Write out the following listing line for line, with every character unchanged.

→ **TASK INPUT**:
══════
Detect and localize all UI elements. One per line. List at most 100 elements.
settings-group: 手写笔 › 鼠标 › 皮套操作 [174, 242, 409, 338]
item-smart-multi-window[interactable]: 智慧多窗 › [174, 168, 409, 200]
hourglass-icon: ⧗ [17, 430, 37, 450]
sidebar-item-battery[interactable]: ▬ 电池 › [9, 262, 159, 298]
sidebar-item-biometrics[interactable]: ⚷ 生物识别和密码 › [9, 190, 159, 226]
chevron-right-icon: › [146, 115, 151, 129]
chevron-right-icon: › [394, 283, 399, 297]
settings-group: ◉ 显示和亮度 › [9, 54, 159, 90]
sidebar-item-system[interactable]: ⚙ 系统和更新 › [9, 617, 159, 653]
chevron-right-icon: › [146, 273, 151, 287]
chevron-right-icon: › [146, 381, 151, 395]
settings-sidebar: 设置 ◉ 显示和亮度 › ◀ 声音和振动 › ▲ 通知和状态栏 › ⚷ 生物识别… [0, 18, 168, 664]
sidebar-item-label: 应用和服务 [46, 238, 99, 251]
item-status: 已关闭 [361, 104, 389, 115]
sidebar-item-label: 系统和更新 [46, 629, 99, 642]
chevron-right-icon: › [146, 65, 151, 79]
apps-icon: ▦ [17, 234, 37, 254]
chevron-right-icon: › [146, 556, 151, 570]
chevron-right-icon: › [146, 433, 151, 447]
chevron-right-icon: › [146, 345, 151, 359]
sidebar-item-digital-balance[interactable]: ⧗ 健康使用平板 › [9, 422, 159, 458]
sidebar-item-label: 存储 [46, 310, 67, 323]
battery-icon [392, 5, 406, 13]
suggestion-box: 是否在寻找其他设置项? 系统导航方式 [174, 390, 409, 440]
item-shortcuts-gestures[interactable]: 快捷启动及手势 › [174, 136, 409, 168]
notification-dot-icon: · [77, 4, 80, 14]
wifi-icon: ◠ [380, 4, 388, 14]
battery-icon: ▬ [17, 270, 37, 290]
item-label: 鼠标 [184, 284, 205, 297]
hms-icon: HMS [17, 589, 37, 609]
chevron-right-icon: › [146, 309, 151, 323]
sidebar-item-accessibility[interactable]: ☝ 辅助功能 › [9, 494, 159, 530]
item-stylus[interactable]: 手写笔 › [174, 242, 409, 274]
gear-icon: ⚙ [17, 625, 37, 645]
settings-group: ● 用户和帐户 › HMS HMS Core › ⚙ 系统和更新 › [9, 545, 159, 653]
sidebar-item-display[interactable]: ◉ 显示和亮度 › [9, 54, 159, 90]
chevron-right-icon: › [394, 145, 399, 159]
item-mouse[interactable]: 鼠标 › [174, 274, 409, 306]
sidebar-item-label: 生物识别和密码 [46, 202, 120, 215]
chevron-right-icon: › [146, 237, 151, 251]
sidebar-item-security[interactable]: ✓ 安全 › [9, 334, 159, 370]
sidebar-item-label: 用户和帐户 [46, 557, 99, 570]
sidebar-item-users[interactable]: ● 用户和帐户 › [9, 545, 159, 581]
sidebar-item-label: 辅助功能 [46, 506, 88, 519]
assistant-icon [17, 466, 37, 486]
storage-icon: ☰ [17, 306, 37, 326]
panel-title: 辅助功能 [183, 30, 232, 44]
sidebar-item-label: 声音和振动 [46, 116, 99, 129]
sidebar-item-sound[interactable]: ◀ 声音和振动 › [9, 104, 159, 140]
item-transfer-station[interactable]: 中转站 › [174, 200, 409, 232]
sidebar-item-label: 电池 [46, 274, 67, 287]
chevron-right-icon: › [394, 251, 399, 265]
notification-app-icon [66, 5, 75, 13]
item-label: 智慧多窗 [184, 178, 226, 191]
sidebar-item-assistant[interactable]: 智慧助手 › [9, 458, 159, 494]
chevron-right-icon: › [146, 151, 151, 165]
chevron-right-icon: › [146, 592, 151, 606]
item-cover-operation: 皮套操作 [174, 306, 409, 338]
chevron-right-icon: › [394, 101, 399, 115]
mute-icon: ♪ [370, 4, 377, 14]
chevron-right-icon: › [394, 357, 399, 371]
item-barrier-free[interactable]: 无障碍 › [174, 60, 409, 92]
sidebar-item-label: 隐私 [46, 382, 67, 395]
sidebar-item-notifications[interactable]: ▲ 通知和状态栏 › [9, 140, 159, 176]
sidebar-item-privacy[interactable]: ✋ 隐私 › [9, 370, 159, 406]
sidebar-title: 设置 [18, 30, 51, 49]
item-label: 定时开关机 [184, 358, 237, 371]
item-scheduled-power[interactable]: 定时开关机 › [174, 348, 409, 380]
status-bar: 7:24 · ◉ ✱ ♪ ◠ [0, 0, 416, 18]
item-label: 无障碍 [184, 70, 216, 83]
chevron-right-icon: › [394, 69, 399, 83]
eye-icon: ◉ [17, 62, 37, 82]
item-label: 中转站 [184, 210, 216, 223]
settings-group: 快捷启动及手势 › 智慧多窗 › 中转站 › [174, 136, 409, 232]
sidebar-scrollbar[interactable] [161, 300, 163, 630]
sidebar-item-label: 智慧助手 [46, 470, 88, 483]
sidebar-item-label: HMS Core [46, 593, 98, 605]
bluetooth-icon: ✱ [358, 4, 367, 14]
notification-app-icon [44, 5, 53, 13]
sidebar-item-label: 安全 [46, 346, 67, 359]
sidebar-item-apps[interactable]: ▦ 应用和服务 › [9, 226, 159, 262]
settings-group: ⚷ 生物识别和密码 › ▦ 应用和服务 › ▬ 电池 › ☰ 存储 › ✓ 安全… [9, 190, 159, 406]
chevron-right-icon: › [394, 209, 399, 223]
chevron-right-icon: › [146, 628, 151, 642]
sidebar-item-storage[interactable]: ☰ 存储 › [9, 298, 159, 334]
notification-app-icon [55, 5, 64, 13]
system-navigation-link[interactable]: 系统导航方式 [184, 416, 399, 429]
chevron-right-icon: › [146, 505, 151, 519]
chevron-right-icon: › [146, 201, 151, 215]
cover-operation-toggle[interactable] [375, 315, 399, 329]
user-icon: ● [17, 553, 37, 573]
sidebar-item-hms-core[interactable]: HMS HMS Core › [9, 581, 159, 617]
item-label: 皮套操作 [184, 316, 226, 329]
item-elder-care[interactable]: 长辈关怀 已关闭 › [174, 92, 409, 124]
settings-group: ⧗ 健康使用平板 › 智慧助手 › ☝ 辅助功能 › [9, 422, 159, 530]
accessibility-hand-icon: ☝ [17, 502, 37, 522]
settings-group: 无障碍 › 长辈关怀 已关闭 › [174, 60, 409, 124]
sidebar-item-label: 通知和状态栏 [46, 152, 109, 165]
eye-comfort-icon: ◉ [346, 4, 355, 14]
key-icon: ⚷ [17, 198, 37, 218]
══════
→ **EXERCISE OUTPUT**:
Detect and localize all UI elements. One per line. List at most 100 elements.
settings-group: 手写笔 › 鼠标 › 皮套操作 [174, 242, 409, 338]
item-smart-multi-window[interactable]: 智慧多窗 › [174, 168, 409, 200]
hourglass-icon: ⧗ [17, 430, 37, 450]
sidebar-item-battery[interactable]: ▬ 电池 › [9, 262, 159, 298]
sidebar-item-biometrics[interactable]: ⚷ 生物识别和密码 › [9, 190, 159, 226]
chevron-right-icon: › [146, 115, 151, 129]
chevron-right-icon: › [394, 283, 399, 297]
settings-group: ◉ 显示和亮度 › [9, 54, 159, 90]
sidebar-item-system[interactable]: ⚙ 系统和更新 › [9, 617, 159, 653]
chevron-right-icon: › [146, 273, 151, 287]
chevron-right-icon: › [146, 381, 151, 395]
settings-sidebar: 设置 ◉ 显示和亮度 › ◀ 声音和振动 › ▲ 通知和状态栏 › ⚷ 生物识别… [0, 18, 168, 664]
sidebar-item-label: 应用和服务 [46, 238, 99, 251]
item-status: 已关闭 [361, 104, 389, 115]
sidebar-item-label: 系统和更新 [46, 629, 99, 642]
chevron-right-icon: › [146, 65, 151, 79]
apps-icon: ▦ [17, 234, 37, 254]
chevron-right-icon: › [146, 556, 151, 570]
chevron-right-icon: › [146, 433, 151, 447]
chevron-right-icon: › [146, 345, 151, 359]
sidebar-item-digital-balance[interactable]: ⧗ 健康使用平板 › [9, 422, 159, 458]
sidebar-item-label: 存储 [46, 310, 67, 323]
battery-icon [392, 5, 406, 13]
suggestion-box: 是否在寻找其他设置项? 系统导航方式 [174, 390, 409, 440]
item-shortcuts-gestures[interactable]: 快捷启动及手势 › [174, 136, 409, 168]
notification-dot-icon: · [77, 4, 80, 14]
wifi-icon: ◠ [380, 4, 388, 14]
battery-icon: ▬ [17, 270, 37, 290]
item-label: 鼠标 [184, 284, 205, 297]
hms-icon: HMS [17, 589, 37, 609]
chevron-right-icon: › [146, 309, 151, 323]
sidebar-item-accessibility[interactable]: ☝ 辅助功能 › [9, 494, 159, 530]
item-stylus[interactable]: 手写笔 › [174, 242, 409, 274]
gear-icon: ⚙ [17, 625, 37, 645]
settings-group: ● 用户和帐户 › HMS HMS Core › ⚙ 系统和更新 › [9, 545, 159, 653]
sidebar-item-display[interactable]: ◉ 显示和亮度 › [9, 54, 159, 90]
chevron-right-icon: › [394, 145, 399, 159]
item-mouse[interactable]: 鼠标 › [174, 274, 409, 306]
sidebar-item-label: 生物识别和密码 [46, 202, 120, 215]
chevron-right-icon: › [146, 237, 151, 251]
sidebar-item-security[interactable]: ✓ 安全 › [9, 334, 159, 370]
sidebar-item-label: 用户和帐户 [46, 557, 99, 570]
sidebar-item-users[interactable]: ● 用户和帐户 › [9, 545, 159, 581]
sidebar-item-label: 辅助功能 [46, 506, 88, 519]
assistant-icon [17, 466, 37, 486]
storage-icon: ☰ [17, 306, 37, 326]
panel-title: 辅助功能 [183, 30, 232, 44]
sidebar-item-label: 声音和振动 [46, 116, 99, 129]
sidebar-item-sound[interactable]: ◀ 声音和振动 › [9, 104, 159, 140]
item-transfer-station[interactable]: 中转站 › [174, 200, 409, 232]
sidebar-item-label: 电池 [46, 274, 67, 287]
chevron-right-icon: › [394, 251, 399, 265]
notification-app-icon [66, 5, 75, 13]
item-label: 智慧多窗 [184, 178, 226, 191]
sidebar-item-assistant[interactable]: 智慧助手 › [9, 458, 159, 494]
chevron-right-icon: › [146, 151, 151, 165]
chevron-right-icon: › [146, 592, 151, 606]
item-cover-operation: 皮套操作 [174, 306, 409, 338]
chevron-right-icon: › [394, 101, 399, 115]
mute-icon: ♪ [370, 4, 377, 14]
chevron-right-icon: › [394, 357, 399, 371]
item-barrier-free[interactable]: 无障碍 › [174, 60, 409, 92]
sidebar-item-label: 隐私 [46, 382, 67, 395]
sidebar-item-notifications[interactable]: ▲ 通知和状态栏 › [9, 140, 159, 176]
sidebar-item-privacy[interactable]: ✋ 隐私 › [9, 370, 159, 406]
sidebar-title: 设置 [18, 30, 51, 49]
item-label: 定时开关机 [184, 358, 237, 371]
item-scheduled-power[interactable]: 定时开关机 › [174, 348, 409, 380]
status-bar: 7:24 · ◉ ✱ ♪ ◠ [0, 0, 416, 18]
item-label: 无障碍 [184, 70, 216, 83]
chevron-right-icon: › [394, 69, 399, 83]
eye-icon: ◉ [17, 62, 37, 82]
item-label: 中转站 [184, 210, 216, 223]
settings-group: 快捷启动及手势 › 智慧多窗 › 中转站 › [174, 136, 409, 232]
sidebar-scrollbar[interactable] [161, 300, 163, 630]
sidebar-item-label: 智慧助手 [46, 470, 88, 483]
sidebar-item-label: HMS Core [46, 593, 98, 605]
bluetooth-icon: ✱ [358, 4, 367, 14]
notification-app-icon [44, 5, 53, 13]
sidebar-item-label: 安全 [46, 346, 67, 359]
sidebar-item-apps[interactable]: ▦ 应用和服务 › [9, 226, 159, 262]
settings-group: ⚷ 生物识别和密码 › ▦ 应用和服务 › ▬ 电池 › ☰ 存储 › ✓ 安全… [9, 190, 159, 406]
chevron-right-icon: › [394, 209, 399, 223]
chevron-right-icon: › [146, 628, 151, 642]
sidebar-item-storage[interactable]: ☰ 存储 › [9, 298, 159, 334]
notification-app-icon [55, 5, 64, 13]
system-navigation-link[interactable]: 系统导航方式 [184, 416, 399, 429]
chevron-right-icon: › [146, 505, 151, 519]
chevron-right-icon: › [146, 201, 151, 215]
cover-operation-toggle[interactable] [375, 315, 399, 329]
user-icon: ● [17, 553, 37, 573]
sidebar-item-hms-core[interactable]: HMS HMS Core › [9, 581, 159, 617]
item-label: 皮套操作 [184, 316, 226, 329]
item-elder-care[interactable]: 长辈关怀 已关闭 › [174, 92, 409, 124]
settings-group: ⧗ 健康使用平板 › 智慧助手 › ☝ 辅助功能 › [9, 422, 159, 530]
accessibility-hand-icon: ☝ [17, 502, 37, 522]
settings-group: 无障碍 › 长辈关怀 已关闭 › [174, 60, 409, 124]
sidebar-item-label: 通知和状态栏 [46, 152, 109, 165]
eye-comfort-icon: ◉ [346, 4, 355, 14]
key-icon: ⚷ [17, 198, 37, 218]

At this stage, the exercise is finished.